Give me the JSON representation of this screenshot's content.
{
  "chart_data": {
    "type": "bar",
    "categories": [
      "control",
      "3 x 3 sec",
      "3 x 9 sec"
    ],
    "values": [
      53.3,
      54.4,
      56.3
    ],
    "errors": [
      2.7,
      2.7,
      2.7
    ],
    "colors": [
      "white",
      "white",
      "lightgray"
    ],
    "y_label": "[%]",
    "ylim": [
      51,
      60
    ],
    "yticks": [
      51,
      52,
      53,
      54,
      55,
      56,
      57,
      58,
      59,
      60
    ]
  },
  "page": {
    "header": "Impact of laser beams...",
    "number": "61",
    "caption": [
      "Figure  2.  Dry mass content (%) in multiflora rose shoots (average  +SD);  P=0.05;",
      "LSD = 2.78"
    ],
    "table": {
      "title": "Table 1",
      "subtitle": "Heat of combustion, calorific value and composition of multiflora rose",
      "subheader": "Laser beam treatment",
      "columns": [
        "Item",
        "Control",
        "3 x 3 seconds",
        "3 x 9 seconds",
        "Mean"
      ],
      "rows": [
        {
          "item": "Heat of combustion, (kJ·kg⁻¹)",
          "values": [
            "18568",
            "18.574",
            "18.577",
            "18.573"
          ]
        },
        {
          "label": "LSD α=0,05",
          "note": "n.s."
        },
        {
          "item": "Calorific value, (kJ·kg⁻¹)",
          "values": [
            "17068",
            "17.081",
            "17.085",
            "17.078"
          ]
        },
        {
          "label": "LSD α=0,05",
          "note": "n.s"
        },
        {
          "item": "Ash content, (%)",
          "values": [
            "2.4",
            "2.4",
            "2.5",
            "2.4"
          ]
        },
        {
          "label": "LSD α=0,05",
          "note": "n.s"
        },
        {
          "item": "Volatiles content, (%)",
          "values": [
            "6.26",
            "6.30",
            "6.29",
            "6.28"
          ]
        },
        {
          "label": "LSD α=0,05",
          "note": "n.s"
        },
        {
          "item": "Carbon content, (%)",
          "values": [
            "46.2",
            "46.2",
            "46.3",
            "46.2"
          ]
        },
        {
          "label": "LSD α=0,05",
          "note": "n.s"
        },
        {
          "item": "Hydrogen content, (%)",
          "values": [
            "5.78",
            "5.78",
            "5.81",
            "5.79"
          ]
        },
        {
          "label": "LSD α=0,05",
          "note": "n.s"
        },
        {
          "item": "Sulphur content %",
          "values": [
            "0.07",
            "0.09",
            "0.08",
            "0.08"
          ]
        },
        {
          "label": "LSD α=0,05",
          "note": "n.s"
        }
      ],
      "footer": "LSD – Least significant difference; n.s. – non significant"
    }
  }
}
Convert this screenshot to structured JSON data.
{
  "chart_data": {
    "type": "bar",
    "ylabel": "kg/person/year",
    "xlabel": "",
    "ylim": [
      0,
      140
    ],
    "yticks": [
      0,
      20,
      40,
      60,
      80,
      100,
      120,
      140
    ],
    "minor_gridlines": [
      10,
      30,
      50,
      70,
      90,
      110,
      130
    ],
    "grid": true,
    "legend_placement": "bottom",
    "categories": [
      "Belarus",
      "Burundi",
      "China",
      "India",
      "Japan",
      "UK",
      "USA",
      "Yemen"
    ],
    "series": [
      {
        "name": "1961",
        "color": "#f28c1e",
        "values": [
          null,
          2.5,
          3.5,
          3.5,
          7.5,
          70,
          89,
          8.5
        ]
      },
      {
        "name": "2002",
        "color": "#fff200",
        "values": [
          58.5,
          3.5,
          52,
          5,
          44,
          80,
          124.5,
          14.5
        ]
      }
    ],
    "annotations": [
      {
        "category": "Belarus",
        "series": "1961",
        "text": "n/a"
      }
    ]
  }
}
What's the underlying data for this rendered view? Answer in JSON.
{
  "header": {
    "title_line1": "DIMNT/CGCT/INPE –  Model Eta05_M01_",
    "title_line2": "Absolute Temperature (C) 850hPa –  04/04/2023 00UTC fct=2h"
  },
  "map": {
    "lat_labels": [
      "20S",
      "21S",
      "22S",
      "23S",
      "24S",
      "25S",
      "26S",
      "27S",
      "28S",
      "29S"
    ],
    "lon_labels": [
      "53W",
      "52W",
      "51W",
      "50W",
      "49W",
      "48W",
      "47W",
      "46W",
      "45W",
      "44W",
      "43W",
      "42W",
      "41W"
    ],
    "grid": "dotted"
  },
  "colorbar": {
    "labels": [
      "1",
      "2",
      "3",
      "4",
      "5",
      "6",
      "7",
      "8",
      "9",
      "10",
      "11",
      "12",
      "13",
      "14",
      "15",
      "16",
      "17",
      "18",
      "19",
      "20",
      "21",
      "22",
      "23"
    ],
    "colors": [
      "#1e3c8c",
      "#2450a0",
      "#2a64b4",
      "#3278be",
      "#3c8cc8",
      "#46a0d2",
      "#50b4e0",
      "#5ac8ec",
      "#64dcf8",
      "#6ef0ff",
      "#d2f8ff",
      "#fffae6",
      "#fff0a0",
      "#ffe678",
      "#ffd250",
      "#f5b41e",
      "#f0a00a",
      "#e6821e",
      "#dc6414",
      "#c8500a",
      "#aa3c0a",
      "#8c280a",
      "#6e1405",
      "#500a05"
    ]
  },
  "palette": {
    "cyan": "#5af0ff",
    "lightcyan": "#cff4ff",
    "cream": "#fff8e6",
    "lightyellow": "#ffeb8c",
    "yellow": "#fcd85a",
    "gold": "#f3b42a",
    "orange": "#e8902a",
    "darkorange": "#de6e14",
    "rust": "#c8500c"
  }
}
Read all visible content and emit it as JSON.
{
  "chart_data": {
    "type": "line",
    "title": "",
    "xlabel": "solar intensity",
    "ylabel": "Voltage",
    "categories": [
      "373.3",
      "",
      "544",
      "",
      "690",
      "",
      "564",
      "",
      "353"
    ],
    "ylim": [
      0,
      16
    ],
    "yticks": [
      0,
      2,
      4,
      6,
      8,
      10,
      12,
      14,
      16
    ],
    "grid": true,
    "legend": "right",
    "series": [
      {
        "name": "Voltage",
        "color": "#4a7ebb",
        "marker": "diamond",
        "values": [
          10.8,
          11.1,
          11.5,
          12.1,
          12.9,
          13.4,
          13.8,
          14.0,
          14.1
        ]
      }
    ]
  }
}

++++++

> [Prompt] Look through the entries above for the word "ylabel". Copy every line where it shows up.

> [Correct answer]
    "ylabel": "kg/person/year",
    "ylabel": "Voltage",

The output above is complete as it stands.